**Records for the exercise:**
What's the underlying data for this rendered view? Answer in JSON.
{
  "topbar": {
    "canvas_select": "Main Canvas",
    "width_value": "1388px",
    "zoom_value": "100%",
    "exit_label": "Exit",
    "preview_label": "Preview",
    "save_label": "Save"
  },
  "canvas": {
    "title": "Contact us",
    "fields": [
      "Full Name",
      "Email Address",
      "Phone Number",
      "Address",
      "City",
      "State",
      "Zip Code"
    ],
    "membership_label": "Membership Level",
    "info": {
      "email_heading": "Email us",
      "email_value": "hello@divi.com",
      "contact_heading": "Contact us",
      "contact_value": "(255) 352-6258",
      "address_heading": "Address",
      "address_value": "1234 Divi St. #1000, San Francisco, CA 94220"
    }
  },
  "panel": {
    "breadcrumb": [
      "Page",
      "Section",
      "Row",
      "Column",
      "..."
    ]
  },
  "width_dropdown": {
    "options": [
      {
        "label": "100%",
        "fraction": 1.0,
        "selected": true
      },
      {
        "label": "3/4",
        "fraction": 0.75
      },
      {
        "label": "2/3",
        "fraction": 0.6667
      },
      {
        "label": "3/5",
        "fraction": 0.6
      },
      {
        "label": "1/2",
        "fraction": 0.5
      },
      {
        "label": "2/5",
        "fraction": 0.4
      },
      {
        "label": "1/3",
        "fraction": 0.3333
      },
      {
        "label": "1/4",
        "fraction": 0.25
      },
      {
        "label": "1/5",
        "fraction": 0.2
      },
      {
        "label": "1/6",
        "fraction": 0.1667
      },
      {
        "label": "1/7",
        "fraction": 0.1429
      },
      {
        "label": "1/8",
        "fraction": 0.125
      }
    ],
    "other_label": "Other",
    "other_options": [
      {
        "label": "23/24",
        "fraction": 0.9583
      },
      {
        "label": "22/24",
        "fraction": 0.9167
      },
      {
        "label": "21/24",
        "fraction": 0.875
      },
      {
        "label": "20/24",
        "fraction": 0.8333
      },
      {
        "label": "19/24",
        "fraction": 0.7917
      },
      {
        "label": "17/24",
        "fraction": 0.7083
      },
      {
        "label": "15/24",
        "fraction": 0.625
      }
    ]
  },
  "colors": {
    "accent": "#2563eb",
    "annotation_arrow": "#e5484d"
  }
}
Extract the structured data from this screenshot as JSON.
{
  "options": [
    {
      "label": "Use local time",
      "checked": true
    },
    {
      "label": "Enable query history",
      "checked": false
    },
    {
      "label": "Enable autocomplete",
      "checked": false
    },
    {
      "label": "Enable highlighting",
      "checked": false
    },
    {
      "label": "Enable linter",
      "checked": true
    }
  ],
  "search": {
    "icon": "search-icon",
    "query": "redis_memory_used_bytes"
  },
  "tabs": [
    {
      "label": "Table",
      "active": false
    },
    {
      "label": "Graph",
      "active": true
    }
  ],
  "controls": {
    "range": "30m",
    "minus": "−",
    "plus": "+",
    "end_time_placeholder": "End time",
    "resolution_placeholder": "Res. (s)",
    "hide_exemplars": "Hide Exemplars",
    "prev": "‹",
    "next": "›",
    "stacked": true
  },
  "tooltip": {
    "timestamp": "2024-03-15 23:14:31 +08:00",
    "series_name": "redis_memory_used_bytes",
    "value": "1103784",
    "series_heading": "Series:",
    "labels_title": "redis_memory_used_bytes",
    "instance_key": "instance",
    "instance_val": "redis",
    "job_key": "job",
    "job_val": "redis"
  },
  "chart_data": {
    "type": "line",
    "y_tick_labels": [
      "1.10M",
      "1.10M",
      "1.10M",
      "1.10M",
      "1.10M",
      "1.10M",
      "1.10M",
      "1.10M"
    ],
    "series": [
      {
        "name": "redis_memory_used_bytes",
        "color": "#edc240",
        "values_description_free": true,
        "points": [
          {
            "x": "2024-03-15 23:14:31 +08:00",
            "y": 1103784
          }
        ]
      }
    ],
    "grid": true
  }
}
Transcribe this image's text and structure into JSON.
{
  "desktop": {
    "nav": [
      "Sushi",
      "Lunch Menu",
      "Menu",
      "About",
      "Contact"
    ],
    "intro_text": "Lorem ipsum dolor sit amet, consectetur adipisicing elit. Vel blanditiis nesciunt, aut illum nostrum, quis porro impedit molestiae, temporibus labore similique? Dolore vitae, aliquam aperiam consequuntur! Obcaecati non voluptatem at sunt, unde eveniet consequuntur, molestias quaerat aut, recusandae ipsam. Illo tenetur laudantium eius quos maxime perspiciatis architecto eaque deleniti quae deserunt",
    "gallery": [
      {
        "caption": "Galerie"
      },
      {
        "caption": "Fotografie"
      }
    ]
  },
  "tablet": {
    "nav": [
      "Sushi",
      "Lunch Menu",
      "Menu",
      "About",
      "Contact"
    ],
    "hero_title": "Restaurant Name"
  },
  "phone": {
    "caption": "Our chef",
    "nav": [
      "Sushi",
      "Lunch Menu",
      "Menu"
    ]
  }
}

**Your goal:** The records above need to be transcribed in full. Keep every character unchanged.

**Answer in full:**
What's the underlying data for this rendered view? Answer in JSON.
{
  "topbar": {
    "canvas_select": "Main Canvas",
    "width_value": "1388px",
    "zoom_value": "100%",
    "exit_label": "Exit",
    "preview_label": "Preview",
    "save_label": "Save"
  },
  "canvas": {
    "title": "Contact us",
    "fields": [
      "Full Name",
      "Email Address",
      "Phone Number",
      "Address",
      "City",
      "State",
      "Zip Code"
    ],
    "membership_label": "Membership Level",
    "info": {
      "email_heading": "Email us",
      "email_value": "hello@divi.com",
      "contact_heading": "Contact us",
      "contact_value": "(255) 352-6258",
      "address_heading": "Address",
      "address_value": "1234 Divi St. #1000, San Francisco, CA 94220"
    }
  },
  "panel": {
    "breadcrumb": [
      "Page",
      "Section",
      "Row",
      "Column",
      "..."
    ]
  },
  "width_dropdown": {
    "options": [
      {
        "label": "100%",
        "fraction": 1.0,
        "selected": true
      },
      {
        "label": "3/4",
        "fraction": 0.75
      },
      {
        "label": "2/3",
        "fraction": 0.6667
      },
      {
        "label": "3/5",
        "fraction": 0.6
      },
      {
        "label": "1/2",
        "fraction": 0.5
      },
      {
        "label": "2/5",
        "fraction": 0.4
      },
      {
        "label": "1/3",
        "fraction": 0.3333
      },
      {
        "label": "1/4",
        "fraction": 0.25
      },
      {
        "label": "1/5",
        "fraction": 0.2
      },
      {
        "label": "1/6",
        "fraction": 0.1667
      },
      {
        "label": "1/7",
        "fraction": 0.1429
      },
      {
        "label": "1/8",
        "fraction": 0.125
      }
    ],
    "other_label": "Other",
    "other_options": [
      {
        "label": "23/24",
        "fraction": 0.9583
      },
      {
        "label": "22/24",
        "fraction": 0.9167
      },
      {
        "label": "21/24",
        "fraction": 0.875
      },
      {
        "label": "20/24",
        "fraction": 0.8333
      },
      {
        "label": "19/24",
        "fraction": 0.7917
      },
      {
        "label": "17/24",
        "fraction": 0.7083
      },
      {
        "label": "15/24",
        "fraction": 0.625
      }
    ]
  },
  "colors": {
    "accent": "#2563eb",
    "annotation_arrow": "#e5484d"
  }
}
Extract the structured data from this screenshot as JSON.
{
  "options": [
    {
      "label": "Use local time",
      "checked": true
    },
    {
      "label": "Enable query history",
      "checked": false
    },
    {
      "label": "Enable autocomplete",
      "checked": false
    },
    {
      "label": "Enable highlighting",
      "checked": false
    },
    {
      "label": "Enable linter",
      "checked": true
    }
  ],
  "search": {
    "icon": "search-icon",
    "query": "redis_memory_used_bytes"
  },
  "tabs": [
    {
      "label": "Table",
      "active": false
    },
    {
      "label": "Graph",
      "active": true
    }
  ],
  "controls": {
    "range": "30m",
    "minus": "−",
    "plus": "+",
    "end_time_placeholder": "End time",
    "resolution_placeholder": "Res. (s)",
    "hide_exemplars": "Hide Exemplars",
    "prev": "‹",
    "next": "›",
    "stacked": true
  },
  "tooltip": {
    "timestamp": "2024-03-15 23:14:31 +08:00",
    "series_name": "redis_memory_used_bytes",
    "value": "1103784",
    "series_heading": "Series:",
    "labels_title": "redis_memory_used_bytes",
    "instance_key": "instance",
    "instance_val": "redis",
    "job_key": "job",
    "job_val": "redis"
  },
  "chart_data": {
    "type": "line",
    "y_tick_labels": [
      "1.10M",
      "1.10M",
      "1.10M",
      "1.10M",
      "1.10M",
      "1.10M",
      "1.10M",
      "1.10M"
    ],
    "series": [
      {
        "name": "redis_memory_used_bytes",
        "color": "#edc240",
        "values_description_free": true,
        "points": [
          {
            "x": "2024-03-15 23:14:31 +08:00",
            "y": 1103784
          }
        ]
      }
    ],
    "grid": true
  }
}
Transcribe this image's text and structure into JSON.
{
  "desktop": {
    "nav": [
      "Sushi",
      "Lunch Menu",
      "Menu",
      "About",
      "Contact"
    ],
    "intro_text": "Lorem ipsum dolor sit amet, consectetur adipisicing elit. Vel blanditiis nesciunt, aut illum nostrum, quis porro impedit molestiae, temporibus labore similique? Dolore vitae, aliquam aperiam consequuntur! Obcaecati non voluptatem at sunt, unde eveniet consequuntur, molestias quaerat aut, recusandae ipsam. Illo tenetur laudantium eius quos maxime perspiciatis architecto eaque deleniti quae deserunt",
    "gallery": [
      {
        "caption": "Galerie"
      },
      {
        "caption": "Fotografie"
      }
    ]
  },
  "tablet": {
    "nav": [
      "Sushi",
      "Lunch Menu",
      "Menu",
      "About",
      "Contact"
    ],
    "hero_title": "Restaurant Name"
  },
  "phone": {
    "caption": "Our chef",
    "nav": [
      "Sushi",
      "Lunch Menu",
      "Menu"
    ]
  }
}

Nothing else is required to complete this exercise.